SUPPLIED INFORMATION
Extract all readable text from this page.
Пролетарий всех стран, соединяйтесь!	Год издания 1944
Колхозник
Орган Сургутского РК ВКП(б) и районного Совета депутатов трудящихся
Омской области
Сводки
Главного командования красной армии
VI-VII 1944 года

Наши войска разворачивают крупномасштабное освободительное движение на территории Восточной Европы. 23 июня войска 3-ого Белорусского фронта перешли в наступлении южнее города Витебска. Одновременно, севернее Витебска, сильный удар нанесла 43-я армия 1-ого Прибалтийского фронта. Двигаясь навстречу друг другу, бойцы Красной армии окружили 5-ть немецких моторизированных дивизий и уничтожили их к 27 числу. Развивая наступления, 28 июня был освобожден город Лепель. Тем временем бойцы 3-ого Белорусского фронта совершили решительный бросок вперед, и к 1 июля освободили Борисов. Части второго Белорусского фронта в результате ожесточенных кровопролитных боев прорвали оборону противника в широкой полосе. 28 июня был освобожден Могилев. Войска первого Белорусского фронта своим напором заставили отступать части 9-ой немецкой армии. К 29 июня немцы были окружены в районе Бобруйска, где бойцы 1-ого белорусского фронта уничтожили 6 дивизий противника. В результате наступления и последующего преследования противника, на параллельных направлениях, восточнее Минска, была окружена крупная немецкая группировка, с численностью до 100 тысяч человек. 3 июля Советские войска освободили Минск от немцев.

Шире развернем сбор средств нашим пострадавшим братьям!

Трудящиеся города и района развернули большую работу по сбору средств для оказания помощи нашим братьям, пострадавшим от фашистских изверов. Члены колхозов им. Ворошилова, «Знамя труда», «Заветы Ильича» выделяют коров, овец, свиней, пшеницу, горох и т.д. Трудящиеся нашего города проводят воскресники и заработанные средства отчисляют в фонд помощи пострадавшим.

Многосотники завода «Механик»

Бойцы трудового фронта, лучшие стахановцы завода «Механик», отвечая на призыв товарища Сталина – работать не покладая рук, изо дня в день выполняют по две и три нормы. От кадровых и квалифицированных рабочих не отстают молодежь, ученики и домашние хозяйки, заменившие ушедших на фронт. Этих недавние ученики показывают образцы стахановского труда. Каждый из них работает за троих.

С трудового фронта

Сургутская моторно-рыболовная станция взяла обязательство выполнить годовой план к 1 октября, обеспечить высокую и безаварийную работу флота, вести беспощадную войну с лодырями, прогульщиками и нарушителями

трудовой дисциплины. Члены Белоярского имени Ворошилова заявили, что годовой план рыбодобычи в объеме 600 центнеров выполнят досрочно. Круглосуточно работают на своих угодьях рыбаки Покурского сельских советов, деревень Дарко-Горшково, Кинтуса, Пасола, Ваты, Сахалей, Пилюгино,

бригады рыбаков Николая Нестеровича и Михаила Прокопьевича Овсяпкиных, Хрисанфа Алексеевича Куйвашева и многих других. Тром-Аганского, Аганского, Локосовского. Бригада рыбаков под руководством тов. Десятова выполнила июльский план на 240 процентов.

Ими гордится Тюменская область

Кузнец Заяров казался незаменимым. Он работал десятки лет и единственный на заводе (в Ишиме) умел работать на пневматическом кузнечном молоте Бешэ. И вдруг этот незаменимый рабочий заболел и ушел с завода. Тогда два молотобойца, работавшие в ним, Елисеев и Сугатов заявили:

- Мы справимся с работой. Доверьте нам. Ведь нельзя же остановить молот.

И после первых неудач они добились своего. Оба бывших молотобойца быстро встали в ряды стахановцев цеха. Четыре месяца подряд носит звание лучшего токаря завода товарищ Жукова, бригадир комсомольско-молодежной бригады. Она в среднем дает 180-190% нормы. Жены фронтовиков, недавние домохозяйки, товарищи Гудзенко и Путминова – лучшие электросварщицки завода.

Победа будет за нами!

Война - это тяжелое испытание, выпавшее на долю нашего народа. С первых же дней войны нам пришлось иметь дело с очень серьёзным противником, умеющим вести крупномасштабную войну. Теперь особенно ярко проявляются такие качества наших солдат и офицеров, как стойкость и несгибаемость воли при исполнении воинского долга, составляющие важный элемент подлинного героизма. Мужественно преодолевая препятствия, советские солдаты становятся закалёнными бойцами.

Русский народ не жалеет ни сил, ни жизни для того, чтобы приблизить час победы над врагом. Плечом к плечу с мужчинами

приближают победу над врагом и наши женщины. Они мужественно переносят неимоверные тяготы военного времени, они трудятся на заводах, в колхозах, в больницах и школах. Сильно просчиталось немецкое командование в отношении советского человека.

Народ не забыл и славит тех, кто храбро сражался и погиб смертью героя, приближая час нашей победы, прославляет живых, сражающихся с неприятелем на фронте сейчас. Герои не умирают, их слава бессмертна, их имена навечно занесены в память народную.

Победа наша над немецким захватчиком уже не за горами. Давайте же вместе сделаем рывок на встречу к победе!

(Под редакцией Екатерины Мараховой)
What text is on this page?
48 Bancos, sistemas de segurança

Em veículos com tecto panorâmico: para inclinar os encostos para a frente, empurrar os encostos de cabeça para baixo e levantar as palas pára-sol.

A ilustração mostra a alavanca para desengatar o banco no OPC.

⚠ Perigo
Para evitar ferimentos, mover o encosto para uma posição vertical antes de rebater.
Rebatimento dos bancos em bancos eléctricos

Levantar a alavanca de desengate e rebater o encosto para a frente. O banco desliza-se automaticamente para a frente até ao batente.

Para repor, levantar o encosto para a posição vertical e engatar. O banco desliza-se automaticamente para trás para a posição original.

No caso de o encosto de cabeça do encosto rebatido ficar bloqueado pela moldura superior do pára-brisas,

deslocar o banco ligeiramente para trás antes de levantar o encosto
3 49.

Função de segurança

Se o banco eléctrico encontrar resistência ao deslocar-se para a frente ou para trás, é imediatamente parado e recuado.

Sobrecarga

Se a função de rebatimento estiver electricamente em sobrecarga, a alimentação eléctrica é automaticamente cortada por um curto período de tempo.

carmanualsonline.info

EXERCISE DETAILS
Reproduce only the lines from the line containing "What text is on this page?" to the last line of the material above, both of those lines included.

COMPLETED TASK
What text is on this page?
48 Bancos, sistemas de segurança

Em veículos com tecto panorâmico: para inclinar os encostos para a frente, empurrar os encostos de cabeça para baixo e levantar as palas pára-sol.

A ilustração mostra a alavanca para desengatar o banco no OPC.

⚠ Perigo
Para evitar ferimentos, mover o encosto para uma posição vertical antes de rebater.
Rebatimento dos bancos em bancos eléctricos

Levantar a alavanca de desengate e rebater o encosto para a frente. O banco desliza-se automaticamente para a frente até ao batente.

Para repor, levantar o encosto para a posição vertical e engatar. O banco desliza-se automaticamente para trás para a posição original.

No caso de o encosto de cabeça do encosto rebatido ficar bloqueado pela moldura superior do pára-brisas,

deslocar o banco ligeiramente para trás antes de levantar o encosto
3 49.

Função de segurança

Se o banco eléctrico encontrar resistência ao deslocar-se para a frente ou para trás, é imediatamente parado e recuado.

Sobrecarga

Se a função de rebatimento estiver electricamente em sobrecarga, a alimentação eléctrica é automaticamente cortada por um curto período de tempo.

carmanualsonline.info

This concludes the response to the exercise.